__Task prompt__. Locate each line in the records containing "text". Copy it.

[Stored records]
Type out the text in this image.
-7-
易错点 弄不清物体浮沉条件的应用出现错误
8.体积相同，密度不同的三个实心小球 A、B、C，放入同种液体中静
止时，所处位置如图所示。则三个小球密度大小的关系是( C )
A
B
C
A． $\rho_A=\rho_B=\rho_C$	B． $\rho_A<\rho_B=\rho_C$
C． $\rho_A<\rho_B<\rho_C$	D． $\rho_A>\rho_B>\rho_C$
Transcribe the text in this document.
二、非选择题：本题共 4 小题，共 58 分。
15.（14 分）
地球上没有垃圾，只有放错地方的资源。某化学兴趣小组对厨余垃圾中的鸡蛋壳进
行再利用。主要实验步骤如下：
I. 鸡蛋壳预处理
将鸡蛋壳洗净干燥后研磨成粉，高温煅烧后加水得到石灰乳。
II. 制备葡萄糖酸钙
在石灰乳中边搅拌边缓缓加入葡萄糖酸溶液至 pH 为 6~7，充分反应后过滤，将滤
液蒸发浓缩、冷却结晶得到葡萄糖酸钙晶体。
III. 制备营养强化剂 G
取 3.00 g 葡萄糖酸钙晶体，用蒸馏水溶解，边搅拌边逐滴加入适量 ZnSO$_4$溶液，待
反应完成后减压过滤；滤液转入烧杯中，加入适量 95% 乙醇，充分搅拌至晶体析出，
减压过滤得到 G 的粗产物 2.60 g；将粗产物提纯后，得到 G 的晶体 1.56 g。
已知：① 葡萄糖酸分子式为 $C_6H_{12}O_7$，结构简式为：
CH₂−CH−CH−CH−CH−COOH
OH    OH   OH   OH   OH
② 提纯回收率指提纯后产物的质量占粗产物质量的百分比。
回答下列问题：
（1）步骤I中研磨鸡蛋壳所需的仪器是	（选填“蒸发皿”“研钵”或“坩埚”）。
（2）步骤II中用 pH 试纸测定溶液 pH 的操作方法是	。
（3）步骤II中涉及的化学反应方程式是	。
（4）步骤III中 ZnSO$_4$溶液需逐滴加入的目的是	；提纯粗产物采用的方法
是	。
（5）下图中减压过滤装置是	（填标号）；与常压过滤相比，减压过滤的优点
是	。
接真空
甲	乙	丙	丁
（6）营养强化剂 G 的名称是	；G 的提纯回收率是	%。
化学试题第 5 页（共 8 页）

__Response below__.
Type out the text in this image.
Transcribe the text in this document.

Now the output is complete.